▸ **What the exercise asks**
Give the data again exactly as written, skipping any pictures.

(Source data)
━━━
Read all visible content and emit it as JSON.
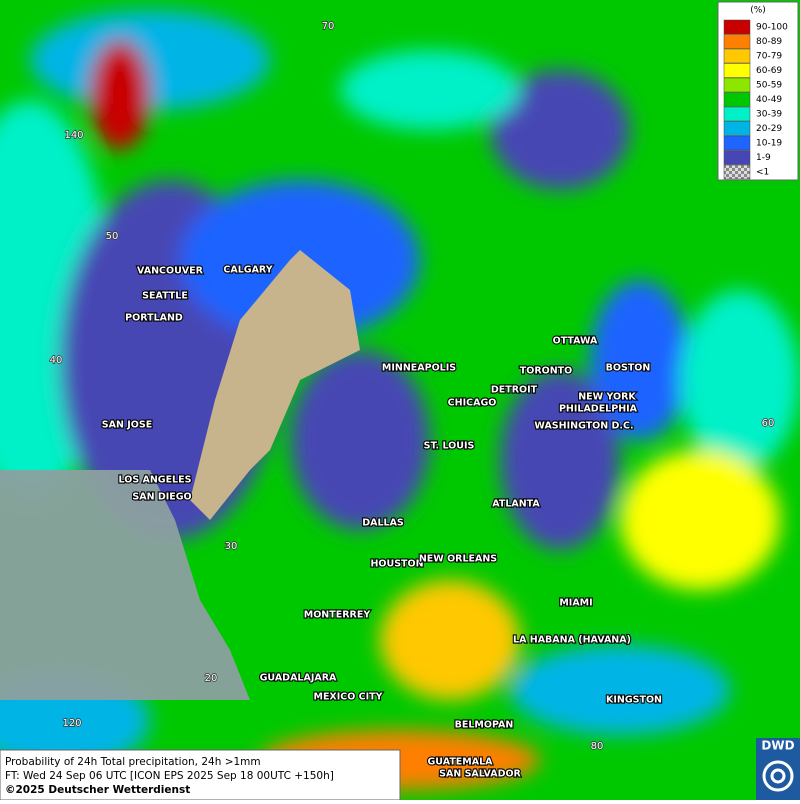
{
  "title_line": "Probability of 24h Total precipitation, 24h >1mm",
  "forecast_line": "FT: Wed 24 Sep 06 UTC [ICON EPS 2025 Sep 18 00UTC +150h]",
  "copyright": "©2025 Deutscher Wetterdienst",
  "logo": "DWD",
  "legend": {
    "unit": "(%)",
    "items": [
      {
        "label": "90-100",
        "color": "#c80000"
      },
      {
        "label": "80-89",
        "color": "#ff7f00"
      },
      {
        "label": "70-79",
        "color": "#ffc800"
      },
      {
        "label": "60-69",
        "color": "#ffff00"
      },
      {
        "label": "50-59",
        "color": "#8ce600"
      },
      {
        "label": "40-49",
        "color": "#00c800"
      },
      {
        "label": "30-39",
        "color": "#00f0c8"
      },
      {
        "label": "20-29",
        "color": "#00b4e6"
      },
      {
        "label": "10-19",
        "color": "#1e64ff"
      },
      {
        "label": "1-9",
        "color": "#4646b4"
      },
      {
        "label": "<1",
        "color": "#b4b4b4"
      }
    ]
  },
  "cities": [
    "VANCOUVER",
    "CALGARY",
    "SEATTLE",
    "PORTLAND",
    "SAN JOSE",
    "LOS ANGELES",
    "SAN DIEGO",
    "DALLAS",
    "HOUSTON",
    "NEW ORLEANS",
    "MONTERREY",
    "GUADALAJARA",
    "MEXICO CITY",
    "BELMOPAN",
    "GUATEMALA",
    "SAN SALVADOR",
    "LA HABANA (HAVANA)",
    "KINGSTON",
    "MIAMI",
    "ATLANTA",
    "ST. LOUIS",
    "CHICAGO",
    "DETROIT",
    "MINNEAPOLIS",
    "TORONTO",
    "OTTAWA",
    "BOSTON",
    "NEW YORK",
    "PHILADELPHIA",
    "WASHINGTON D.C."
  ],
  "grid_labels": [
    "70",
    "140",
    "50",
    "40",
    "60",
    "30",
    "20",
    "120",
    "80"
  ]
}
━━━
▸ **Result of this task**
Read all visible content and emit it as JSON.
{
  "title_line": "Probability of 24h Total precipitation, 24h >1mm",
  "forecast_line": "FT: Wed 24 Sep 06 UTC [ICON EPS 2025 Sep 18 00UTC +150h]",
  "copyright": "©2025 Deutscher Wetterdienst",
  "logo": "DWD",
  "legend": {
    "unit": "(%)",
    "items": [
      {
        "label": "90-100",
        "color": "#c80000"
      },
      {
        "label": "80-89",
        "color": "#ff7f00"
      },
      {
        "label": "70-79",
        "color": "#ffc800"
      },
      {
        "label": "60-69",
        "color": "#ffff00"
      },
      {
        "label": "50-59",
        "color": "#8ce600"
      },
      {
        "label": "40-49",
        "color": "#00c800"
      },
      {
        "label": "30-39",
        "color": "#00f0c8"
      },
      {
        "label": "20-29",
        "color": "#00b4e6"
      },
      {
        "label": "10-19",
        "color": "#1e64ff"
      },
      {
        "label": "1-9",
        "color": "#4646b4"
      },
      {
        "label": "<1",
        "color": "#b4b4b4"
      }
    ]
  },
  "cities": [
    "VANCOUVER",
    "CALGARY",
    "SEATTLE",
    "PORTLAND",
    "SAN JOSE",
    "LOS ANGELES",
    "SAN DIEGO",
    "DALLAS",
    "HOUSTON",
    "NEW ORLEANS",
    "MONTERREY",
    "GUADALAJARA",
    "MEXICO CITY",
    "BELMOPAN",
    "GUATEMALA",
    "SAN SALVADOR",
    "LA HABANA (HAVANA)",
    "KINGSTON",
    "MIAMI",
    "ATLANTA",
    "ST. LOUIS",
    "CHICAGO",
    "DETROIT",
    "MINNEAPOLIS",
    "TORONTO",
    "OTTAWA",
    "BOSTON",
    "NEW YORK",
    "PHILADELPHIA",
    "WASHINGTON D.C."
  ],
  "grid_labels": [
    "70",
    "140",
    "50",
    "40",
    "60",
    "30",
    "20",
    "120",
    "80"
  ]
}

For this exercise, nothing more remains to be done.